- DATA:
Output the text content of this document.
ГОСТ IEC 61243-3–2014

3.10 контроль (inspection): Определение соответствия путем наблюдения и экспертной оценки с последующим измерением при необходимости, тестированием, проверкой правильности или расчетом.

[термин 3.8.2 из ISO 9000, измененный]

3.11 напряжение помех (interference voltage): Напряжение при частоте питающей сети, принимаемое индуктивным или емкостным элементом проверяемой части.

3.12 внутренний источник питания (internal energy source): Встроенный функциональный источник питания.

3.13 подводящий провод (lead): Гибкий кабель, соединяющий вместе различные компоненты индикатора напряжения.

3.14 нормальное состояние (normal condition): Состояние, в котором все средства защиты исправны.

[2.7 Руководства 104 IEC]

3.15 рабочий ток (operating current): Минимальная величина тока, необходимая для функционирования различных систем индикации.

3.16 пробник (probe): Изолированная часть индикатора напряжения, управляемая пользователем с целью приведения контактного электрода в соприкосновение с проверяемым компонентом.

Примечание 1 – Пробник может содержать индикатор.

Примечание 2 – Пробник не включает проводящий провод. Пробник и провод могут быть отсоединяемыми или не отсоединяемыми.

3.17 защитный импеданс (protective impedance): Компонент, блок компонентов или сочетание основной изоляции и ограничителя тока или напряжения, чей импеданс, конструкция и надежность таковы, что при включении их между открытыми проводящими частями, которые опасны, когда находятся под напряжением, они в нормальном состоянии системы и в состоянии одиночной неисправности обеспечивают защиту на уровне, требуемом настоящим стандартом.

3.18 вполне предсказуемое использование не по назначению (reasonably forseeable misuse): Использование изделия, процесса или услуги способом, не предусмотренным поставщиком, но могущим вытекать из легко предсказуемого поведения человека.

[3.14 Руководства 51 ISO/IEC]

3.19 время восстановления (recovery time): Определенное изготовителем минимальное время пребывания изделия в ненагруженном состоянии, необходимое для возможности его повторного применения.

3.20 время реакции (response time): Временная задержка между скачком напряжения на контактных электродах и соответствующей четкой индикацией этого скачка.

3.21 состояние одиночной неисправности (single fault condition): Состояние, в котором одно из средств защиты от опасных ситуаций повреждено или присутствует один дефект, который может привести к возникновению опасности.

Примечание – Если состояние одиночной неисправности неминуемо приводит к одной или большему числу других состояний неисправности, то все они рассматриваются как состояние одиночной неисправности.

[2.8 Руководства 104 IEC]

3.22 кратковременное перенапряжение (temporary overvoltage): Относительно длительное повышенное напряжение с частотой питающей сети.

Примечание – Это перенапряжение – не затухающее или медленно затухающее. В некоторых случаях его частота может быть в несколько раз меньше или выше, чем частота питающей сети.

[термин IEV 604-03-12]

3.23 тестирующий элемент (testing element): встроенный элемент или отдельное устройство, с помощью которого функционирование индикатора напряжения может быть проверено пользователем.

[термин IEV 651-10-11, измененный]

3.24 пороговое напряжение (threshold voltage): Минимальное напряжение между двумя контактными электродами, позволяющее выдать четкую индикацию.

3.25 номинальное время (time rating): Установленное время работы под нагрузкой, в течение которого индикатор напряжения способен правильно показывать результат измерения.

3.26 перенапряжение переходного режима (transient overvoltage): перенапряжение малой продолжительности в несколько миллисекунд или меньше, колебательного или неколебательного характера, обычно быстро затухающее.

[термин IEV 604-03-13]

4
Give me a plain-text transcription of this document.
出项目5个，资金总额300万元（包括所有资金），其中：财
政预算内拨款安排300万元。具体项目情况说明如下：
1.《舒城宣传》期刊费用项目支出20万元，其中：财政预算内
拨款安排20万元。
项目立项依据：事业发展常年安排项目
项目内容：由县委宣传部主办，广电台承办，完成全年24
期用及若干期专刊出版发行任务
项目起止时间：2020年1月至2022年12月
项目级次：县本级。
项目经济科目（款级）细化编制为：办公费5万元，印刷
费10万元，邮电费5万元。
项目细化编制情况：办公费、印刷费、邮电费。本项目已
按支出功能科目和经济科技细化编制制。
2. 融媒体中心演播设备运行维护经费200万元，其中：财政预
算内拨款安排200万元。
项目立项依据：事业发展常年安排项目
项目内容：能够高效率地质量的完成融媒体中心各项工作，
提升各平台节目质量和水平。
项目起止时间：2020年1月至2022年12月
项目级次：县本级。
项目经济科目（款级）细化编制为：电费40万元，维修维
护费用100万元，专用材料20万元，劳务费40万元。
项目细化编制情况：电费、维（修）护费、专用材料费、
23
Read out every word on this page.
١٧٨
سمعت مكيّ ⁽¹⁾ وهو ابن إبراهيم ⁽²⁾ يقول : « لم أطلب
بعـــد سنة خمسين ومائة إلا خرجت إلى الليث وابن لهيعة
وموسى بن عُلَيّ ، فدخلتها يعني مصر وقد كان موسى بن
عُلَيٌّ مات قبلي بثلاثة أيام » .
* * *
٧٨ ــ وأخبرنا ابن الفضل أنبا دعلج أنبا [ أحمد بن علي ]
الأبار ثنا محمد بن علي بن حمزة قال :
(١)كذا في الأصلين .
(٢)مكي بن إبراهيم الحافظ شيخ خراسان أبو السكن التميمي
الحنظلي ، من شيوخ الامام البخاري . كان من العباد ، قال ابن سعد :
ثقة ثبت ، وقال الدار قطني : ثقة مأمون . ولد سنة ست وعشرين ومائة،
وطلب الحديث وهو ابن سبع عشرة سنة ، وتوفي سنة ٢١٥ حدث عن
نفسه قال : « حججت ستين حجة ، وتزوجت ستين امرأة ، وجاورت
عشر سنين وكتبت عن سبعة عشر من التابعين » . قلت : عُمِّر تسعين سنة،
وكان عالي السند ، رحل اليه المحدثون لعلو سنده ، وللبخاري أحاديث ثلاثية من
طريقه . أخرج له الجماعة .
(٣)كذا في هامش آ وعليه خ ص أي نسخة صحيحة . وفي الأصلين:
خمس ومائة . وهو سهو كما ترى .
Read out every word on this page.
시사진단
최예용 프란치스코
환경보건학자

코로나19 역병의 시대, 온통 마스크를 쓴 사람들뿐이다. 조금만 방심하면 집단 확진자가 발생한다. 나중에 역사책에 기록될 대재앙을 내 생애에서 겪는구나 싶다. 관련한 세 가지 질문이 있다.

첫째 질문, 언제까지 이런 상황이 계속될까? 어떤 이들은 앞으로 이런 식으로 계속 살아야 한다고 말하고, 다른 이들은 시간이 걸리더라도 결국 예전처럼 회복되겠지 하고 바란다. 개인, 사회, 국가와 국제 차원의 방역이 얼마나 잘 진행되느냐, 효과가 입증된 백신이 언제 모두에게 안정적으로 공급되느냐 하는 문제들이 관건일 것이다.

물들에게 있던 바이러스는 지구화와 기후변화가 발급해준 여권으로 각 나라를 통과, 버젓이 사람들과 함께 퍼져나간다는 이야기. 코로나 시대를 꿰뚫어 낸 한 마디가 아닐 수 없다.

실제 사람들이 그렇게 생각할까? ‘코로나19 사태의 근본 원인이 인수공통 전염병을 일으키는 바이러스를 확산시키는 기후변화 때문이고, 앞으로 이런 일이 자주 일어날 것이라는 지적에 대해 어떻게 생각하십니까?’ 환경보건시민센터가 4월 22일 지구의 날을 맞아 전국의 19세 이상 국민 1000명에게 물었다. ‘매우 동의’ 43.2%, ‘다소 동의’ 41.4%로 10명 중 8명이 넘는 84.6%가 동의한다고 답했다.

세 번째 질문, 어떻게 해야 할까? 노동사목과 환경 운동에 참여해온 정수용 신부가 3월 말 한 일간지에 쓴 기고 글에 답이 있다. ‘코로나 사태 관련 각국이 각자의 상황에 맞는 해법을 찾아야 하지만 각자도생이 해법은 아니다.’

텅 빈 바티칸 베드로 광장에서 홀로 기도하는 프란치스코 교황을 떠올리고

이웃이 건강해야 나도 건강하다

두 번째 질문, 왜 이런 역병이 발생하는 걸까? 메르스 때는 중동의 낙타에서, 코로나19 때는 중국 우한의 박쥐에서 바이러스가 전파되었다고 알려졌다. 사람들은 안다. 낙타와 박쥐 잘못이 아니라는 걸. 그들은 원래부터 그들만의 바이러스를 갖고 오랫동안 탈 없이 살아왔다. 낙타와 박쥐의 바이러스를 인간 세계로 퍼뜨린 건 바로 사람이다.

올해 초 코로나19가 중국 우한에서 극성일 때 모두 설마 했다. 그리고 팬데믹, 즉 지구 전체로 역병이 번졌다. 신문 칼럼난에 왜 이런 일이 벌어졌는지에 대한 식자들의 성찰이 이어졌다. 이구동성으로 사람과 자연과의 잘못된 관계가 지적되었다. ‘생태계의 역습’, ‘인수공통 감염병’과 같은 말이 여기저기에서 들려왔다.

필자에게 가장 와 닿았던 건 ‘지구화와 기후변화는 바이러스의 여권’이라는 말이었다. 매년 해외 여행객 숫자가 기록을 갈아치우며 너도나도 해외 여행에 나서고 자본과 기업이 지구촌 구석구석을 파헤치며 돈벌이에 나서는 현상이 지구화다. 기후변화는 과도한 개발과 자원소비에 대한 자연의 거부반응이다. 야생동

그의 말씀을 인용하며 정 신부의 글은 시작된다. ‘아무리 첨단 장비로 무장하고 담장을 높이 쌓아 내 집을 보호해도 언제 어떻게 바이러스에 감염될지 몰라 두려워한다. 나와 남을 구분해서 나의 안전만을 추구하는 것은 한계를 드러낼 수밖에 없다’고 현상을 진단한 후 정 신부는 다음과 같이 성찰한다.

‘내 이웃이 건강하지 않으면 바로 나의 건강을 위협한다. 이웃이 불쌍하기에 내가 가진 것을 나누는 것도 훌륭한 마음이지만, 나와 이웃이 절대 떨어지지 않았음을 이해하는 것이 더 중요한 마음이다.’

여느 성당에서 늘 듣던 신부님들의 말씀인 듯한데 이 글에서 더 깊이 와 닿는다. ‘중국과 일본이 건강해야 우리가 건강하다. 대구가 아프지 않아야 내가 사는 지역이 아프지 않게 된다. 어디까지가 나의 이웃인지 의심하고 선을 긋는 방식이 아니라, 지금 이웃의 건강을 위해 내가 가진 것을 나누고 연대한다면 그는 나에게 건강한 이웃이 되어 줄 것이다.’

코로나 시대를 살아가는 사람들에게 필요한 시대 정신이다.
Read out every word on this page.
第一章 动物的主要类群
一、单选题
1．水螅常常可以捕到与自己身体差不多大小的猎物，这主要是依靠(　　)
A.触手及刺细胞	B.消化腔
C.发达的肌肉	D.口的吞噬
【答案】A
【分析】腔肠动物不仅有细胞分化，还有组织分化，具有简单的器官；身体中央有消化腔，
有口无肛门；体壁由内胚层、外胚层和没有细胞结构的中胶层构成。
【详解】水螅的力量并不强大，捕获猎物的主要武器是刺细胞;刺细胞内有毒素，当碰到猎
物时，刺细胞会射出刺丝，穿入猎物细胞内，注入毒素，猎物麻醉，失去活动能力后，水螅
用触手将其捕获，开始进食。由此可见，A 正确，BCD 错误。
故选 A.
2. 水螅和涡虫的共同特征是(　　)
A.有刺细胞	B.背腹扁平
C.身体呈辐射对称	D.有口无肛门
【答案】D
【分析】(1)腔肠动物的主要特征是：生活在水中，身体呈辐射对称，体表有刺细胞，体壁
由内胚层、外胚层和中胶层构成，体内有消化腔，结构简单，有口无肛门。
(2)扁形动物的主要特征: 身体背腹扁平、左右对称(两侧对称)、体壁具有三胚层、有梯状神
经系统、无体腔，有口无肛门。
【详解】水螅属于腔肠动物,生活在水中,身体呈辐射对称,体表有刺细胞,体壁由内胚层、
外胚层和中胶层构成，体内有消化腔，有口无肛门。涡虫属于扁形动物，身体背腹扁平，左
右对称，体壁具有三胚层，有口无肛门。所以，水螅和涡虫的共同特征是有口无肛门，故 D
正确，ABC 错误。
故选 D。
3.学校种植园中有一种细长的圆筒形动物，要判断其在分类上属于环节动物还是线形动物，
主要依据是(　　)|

- AIM: State how many lines of the listing hold the string "细化编制为"; reply with the number and nothing else.

- WRITTEN SOLUTION: 2